Direction → Word for word, quote all of the material, omitting the pictures.

Records provided →
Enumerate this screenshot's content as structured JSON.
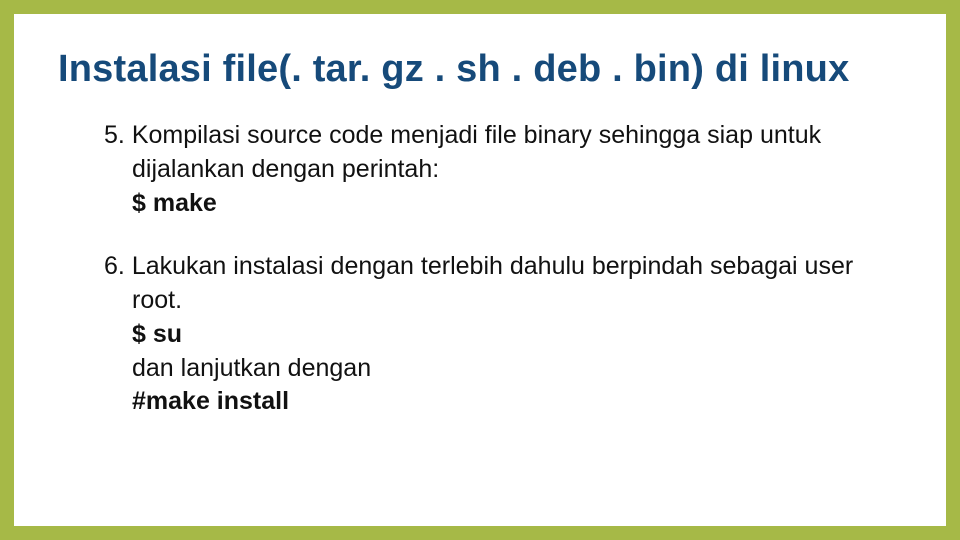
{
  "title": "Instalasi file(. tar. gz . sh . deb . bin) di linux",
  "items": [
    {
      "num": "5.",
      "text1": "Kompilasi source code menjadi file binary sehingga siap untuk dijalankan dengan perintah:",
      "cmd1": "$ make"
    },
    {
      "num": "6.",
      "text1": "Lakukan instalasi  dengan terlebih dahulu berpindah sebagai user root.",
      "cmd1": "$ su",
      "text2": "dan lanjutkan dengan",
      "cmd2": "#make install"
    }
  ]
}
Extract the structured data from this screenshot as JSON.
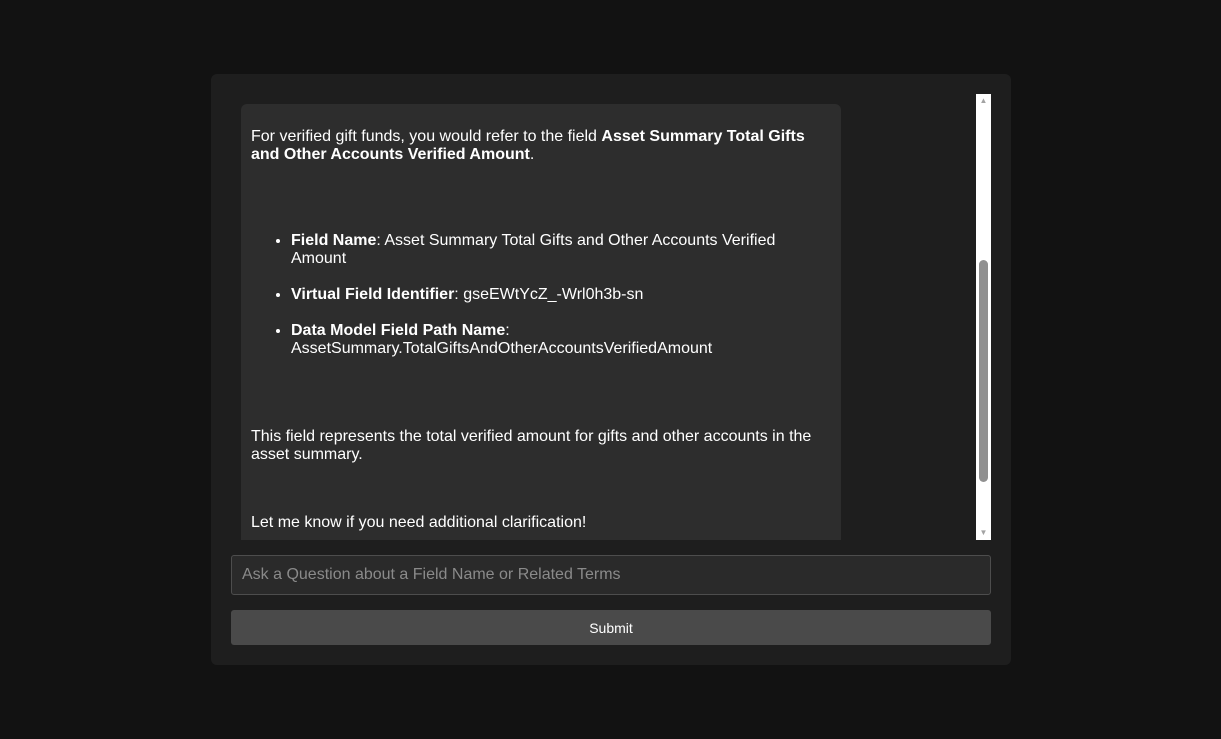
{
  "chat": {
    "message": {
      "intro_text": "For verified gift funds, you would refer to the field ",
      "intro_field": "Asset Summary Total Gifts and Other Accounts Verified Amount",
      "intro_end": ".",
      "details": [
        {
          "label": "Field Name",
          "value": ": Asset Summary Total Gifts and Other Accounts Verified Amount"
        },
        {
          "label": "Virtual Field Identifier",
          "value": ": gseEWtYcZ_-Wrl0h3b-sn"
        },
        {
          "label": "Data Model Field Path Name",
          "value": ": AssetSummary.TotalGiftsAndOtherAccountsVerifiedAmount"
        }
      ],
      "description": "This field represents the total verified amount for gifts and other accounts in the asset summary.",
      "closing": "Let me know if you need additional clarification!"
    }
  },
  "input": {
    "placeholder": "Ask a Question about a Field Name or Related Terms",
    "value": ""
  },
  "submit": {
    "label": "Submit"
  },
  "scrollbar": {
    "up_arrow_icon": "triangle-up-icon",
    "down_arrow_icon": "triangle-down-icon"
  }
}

Problem solution →
Enumerate this screenshot's content as structured JSON.
{
  "title": "Instalasi file(. tar. gz . sh . deb . bin) di linux",
  "items": [
    {
      "num": "5.",
      "text1": "Kompilasi source code menjadi file binary sehingga siap untuk dijalankan dengan perintah:",
      "cmd1": "$ make"
    },
    {
      "num": "6.",
      "text1": "Lakukan instalasi  dengan terlebih dahulu berpindah sebagai user root.",
      "cmd1": "$ su",
      "text2": "dan lanjutkan dengan",
      "cmd2": "#make install"
    }
  ]
}
Extract the structured data from this screenshot as JSON.
{
  "chat": {
    "message": {
      "intro_text": "For verified gift funds, you would refer to the field ",
      "intro_field": "Asset Summary Total Gifts and Other Accounts Verified Amount",
      "intro_end": ".",
      "details": [
        {
          "label": "Field Name",
          "value": ": Asset Summary Total Gifts and Other Accounts Verified Amount"
        },
        {
          "label": "Virtual Field Identifier",
          "value": ": gseEWtYcZ_-Wrl0h3b-sn"
        },
        {
          "label": "Data Model Field Path Name",
          "value": ": AssetSummary.TotalGiftsAndOtherAccountsVerifiedAmount"
        }
      ],
      "description": "This field represents the total verified amount for gifts and other accounts in the asset summary.",
      "closing": "Let me know if you need additional clarification!"
    }
  },
  "input": {
    "placeholder": "Ask a Question about a Field Name or Related Terms",
    "value": ""
  },
  "submit": {
    "label": "Submit"
  },
  "scrollbar": {
    "up_arrow_icon": "triangle-up-icon",
    "down_arrow_icon": "triangle-down-icon"
  }
}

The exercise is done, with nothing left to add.